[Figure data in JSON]

++++++++++

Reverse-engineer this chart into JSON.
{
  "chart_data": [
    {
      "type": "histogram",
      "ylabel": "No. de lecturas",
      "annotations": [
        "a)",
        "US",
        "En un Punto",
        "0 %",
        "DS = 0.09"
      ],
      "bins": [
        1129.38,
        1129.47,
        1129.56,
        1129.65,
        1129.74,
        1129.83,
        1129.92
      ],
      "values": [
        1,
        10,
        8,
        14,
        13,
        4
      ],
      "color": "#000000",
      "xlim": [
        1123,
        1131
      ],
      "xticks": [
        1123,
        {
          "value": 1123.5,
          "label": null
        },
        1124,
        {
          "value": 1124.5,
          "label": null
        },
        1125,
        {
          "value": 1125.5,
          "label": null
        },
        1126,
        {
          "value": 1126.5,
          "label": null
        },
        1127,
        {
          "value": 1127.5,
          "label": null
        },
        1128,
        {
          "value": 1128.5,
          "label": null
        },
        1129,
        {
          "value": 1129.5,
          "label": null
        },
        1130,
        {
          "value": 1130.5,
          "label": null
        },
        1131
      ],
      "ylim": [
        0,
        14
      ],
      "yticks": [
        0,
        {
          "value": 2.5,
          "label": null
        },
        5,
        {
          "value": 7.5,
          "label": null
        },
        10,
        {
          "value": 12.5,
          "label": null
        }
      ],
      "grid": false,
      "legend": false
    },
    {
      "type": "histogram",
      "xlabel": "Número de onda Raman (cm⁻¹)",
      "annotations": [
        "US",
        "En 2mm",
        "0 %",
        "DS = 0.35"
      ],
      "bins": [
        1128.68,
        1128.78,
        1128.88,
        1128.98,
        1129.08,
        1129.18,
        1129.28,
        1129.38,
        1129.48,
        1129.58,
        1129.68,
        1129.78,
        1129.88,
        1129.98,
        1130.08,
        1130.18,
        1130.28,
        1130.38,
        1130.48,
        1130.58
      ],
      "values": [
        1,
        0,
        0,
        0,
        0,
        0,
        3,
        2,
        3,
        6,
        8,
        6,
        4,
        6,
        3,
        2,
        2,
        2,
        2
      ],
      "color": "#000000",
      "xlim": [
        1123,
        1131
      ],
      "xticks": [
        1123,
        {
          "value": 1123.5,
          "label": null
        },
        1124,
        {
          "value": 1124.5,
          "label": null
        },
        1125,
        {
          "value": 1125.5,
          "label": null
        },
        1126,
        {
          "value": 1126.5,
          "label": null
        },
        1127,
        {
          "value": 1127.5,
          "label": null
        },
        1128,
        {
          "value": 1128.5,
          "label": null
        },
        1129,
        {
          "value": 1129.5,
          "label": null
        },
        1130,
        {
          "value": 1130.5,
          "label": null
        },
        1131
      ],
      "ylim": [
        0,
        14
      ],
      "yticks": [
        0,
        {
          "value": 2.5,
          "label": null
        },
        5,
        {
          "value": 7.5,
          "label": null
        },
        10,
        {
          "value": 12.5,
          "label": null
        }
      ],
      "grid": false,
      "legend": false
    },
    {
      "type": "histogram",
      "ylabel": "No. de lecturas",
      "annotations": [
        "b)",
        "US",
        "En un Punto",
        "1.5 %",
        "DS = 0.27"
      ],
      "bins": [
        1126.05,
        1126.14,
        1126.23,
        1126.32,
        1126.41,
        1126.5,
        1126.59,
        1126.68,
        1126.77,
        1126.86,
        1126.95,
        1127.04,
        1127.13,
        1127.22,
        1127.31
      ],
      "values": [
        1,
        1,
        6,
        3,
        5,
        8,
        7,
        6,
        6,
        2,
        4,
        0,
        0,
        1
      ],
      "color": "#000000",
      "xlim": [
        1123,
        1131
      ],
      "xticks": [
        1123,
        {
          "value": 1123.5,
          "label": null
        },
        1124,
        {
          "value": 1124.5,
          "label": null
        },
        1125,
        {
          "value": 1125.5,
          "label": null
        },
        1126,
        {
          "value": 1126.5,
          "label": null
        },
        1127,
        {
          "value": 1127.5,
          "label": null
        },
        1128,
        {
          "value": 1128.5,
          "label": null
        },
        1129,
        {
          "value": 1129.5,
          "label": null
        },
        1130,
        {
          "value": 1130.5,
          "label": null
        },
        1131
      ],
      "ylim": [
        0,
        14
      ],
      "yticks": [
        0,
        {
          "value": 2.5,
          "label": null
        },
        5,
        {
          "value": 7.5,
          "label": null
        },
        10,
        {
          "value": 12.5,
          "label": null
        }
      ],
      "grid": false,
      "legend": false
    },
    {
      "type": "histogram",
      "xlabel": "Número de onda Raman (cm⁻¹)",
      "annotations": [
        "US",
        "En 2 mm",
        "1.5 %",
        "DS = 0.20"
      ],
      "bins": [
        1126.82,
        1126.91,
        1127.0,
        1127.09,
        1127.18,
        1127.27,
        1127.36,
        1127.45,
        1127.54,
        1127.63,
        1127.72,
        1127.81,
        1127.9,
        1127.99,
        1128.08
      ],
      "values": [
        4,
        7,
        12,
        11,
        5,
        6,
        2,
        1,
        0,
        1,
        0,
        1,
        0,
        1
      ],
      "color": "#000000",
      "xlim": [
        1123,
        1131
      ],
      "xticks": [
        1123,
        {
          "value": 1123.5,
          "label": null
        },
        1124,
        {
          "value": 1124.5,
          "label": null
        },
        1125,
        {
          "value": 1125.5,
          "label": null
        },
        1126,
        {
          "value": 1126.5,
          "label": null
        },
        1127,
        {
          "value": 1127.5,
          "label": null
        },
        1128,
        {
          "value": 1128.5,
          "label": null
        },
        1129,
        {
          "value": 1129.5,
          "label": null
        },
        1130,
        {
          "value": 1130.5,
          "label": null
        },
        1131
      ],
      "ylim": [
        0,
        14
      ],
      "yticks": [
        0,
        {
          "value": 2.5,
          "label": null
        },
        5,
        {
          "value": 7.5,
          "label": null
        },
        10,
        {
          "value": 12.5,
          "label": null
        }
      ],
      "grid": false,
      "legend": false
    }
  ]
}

++++++++++

• _AIM OF THE EXERCISE_
Each line of the listing should be echoed back exactly.

• _ANSWER TO THE TASK_
Reverse-engineer this chart into JSON.
{
  "chart_data": [
    {
      "type": "histogram",
      "ylabel": "No. de lecturas",
      "annotations": [
        "a)",
        "US",
        "En un Punto",
        "0 %",
        "DS = 0.09"
      ],
      "bins": [
        1129.38,
        1129.47,
        1129.56,
        1129.65,
        1129.74,
        1129.83,
        1129.92
      ],
      "values": [
        1,
        10,
        8,
        14,
        13,
        4
      ],
      "color": "#000000",
      "xlim": [
        1123,
        1131
      ],
      "xticks": [
        1123,
        {
          "value": 1123.5,
          "label": null
        },
        1124,
        {
          "value": 1124.5,
          "label": null
        },
        1125,
        {
          "value": 1125.5,
          "label": null
        },
        1126,
        {
          "value": 1126.5,
          "label": null
        },
        1127,
        {
          "value": 1127.5,
          "label": null
        },
        1128,
        {
          "value": 1128.5,
          "label": null
        },
        1129,
        {
          "value": 1129.5,
          "label": null
        },
        1130,
        {
          "value": 1130.5,
          "label": null
        },
        1131
      ],
      "ylim": [
        0,
        14
      ],
      "yticks": [
        0,
        {
          "value": 2.5,
          "label": null
        },
        5,
        {
          "value": 7.5,
          "label": null
        },
        10,
        {
          "value": 12.5,
          "label": null
        }
      ],
      "grid": false,
      "legend": false
    },
    {
      "type": "histogram",
      "xlabel": "Número de onda Raman (cm⁻¹)",
      "annotations": [
        "US",
        "En 2mm",
        "0 %",
        "DS = 0.35"
      ],
      "bins": [
        1128.68,
        1128.78,
        1128.88,
        1128.98,
        1129.08,
        1129.18,
        1129.28,
        1129.38,
        1129.48,
        1129.58,
        1129.68,
        1129.78,
        1129.88,
        1129.98,
        1130.08,
        1130.18,
        1130.28,
        1130.38,
        1130.48,
        1130.58
      ],
      "values": [
        1,
        0,
        0,
        0,
        0,
        0,
        3,
        2,
        3,
        6,
        8,
        6,
        4,
        6,
        3,
        2,
        2,
        2,
        2
      ],
      "color": "#000000",
      "xlim": [
        1123,
        1131
      ],
      "xticks": [
        1123,
        {
          "value": 1123.5,
          "label": null
        },
        1124,
        {
          "value": 1124.5,
          "label": null
        },
        1125,
        {
          "value": 1125.5,
          "label": null
        },
        1126,
        {
          "value": 1126.5,
          "label": null
        },
        1127,
        {
          "value": 1127.5,
          "label": null
        },
        1128,
        {
          "value": 1128.5,
          "label": null
        },
        1129,
        {
          "value": 1129.5,
          "label": null
        },
        1130,
        {
          "value": 1130.5,
          "label": null
        },
        1131
      ],
      "ylim": [
        0,
        14
      ],
      "yticks": [
        0,
        {
          "value": 2.5,
          "label": null
        },
        5,
        {
          "value": 7.5,
          "label": null
        },
        10,
        {
          "value": 12.5,
          "label": null
        }
      ],
      "grid": false,
      "legend": false
    },
    {
      "type": "histogram",
      "ylabel": "No. de lecturas",
      "annotations": [
        "b)",
        "US",
        "En un Punto",
        "1.5 %",
        "DS = 0.27"
      ],
      "bins": [
        1126.05,
        1126.14,
        1126.23,
        1126.32,
        1126.41,
        1126.5,
        1126.59,
        1126.68,
        1126.77,
        1126.86,
        1126.95,
        1127.04,
        1127.13,
        1127.22,
        1127.31
      ],
      "values": [
        1,
        1,
        6,
        3,
        5,
        8,
        7,
        6,
        6,
        2,
        4,
        0,
        0,
        1
      ],
      "color": "#000000",
      "xlim": [
        1123,
        1131
      ],
      "xticks": [
        1123,
        {
          "value": 1123.5,
          "label": null
        },
        1124,
        {
          "value": 1124.5,
          "label": null
        },
        1125,
        {
          "value": 1125.5,
          "label": null
        },
        1126,
        {
          "value": 1126.5,
          "label": null
        },
        1127,
        {
          "value": 1127.5,
          "label": null
        },
        1128,
        {
          "value": 1128.5,
          "label": null
        },
        1129,
        {
          "value": 1129.5,
          "label": null
        },
        1130,
        {
          "value": 1130.5,
          "label": null
        },
        1131
      ],
      "ylim": [
        0,
        14
      ],
      "yticks": [
        0,
        {
          "value": 2.5,
          "label": null
        },
        5,
        {
          "value": 7.5,
          "label": null
        },
        10,
        {
          "value": 12.5,
          "label": null
        }
      ],
      "grid": false,
      "legend": false
    },
    {
      "type": "histogram",
      "xlabel": "Número de onda Raman (cm⁻¹)",
      "annotations": [
        "US",
        "En 2 mm",
        "1.5 %",
        "DS = 0.20"
      ],
      "bins": [
        1126.82,
        1126.91,
        1127.0,
        1127.09,
        1127.18,
        1127.27,
        1127.36,
        1127.45,
        1127.54,
        1127.63,
        1127.72,
        1127.81,
        1127.9,
        1127.99,
        1128.08
      ],
      "values": [
        4,
        7,
        12,
        11,
        5,
        6,
        2,
        1,
        0,
        1,
        0,
        1,
        0,
        1
      ],
      "color": "#000000",
      "xlim": [
        1123,
        1131
      ],
      "xticks": [
        1123,
        {
          "value": 1123.5,
          "label": null
        },
        1124,
        {
          "value": 1124.5,
          "label": null
        },
        1125,
        {
          "value": 1125.5,
          "label": null
        },
        1126,
        {
          "value": 1126.5,
          "label": null
        },
        1127,
        {
          "value": 1127.5,
          "label": null
        },
        1128,
        {
          "value": 1128.5,
          "label": null
        },
        1129,
        {
          "value": 1129.5,
          "label": null
        },
        1130,
        {
          "value": 1130.5,
          "label": null
        },
        1131
      ],
      "ylim": [
        0,
        14
      ],
      "yticks": [
        0,
        {
          "value": 2.5,
          "label": null
        },
        5,
        {
          "value": 7.5,
          "label": null
        },
        10,
        {
          "value": 12.5,
          "label": null
        }
      ],
      "grid": false,
      "legend": false
    }
  ]
}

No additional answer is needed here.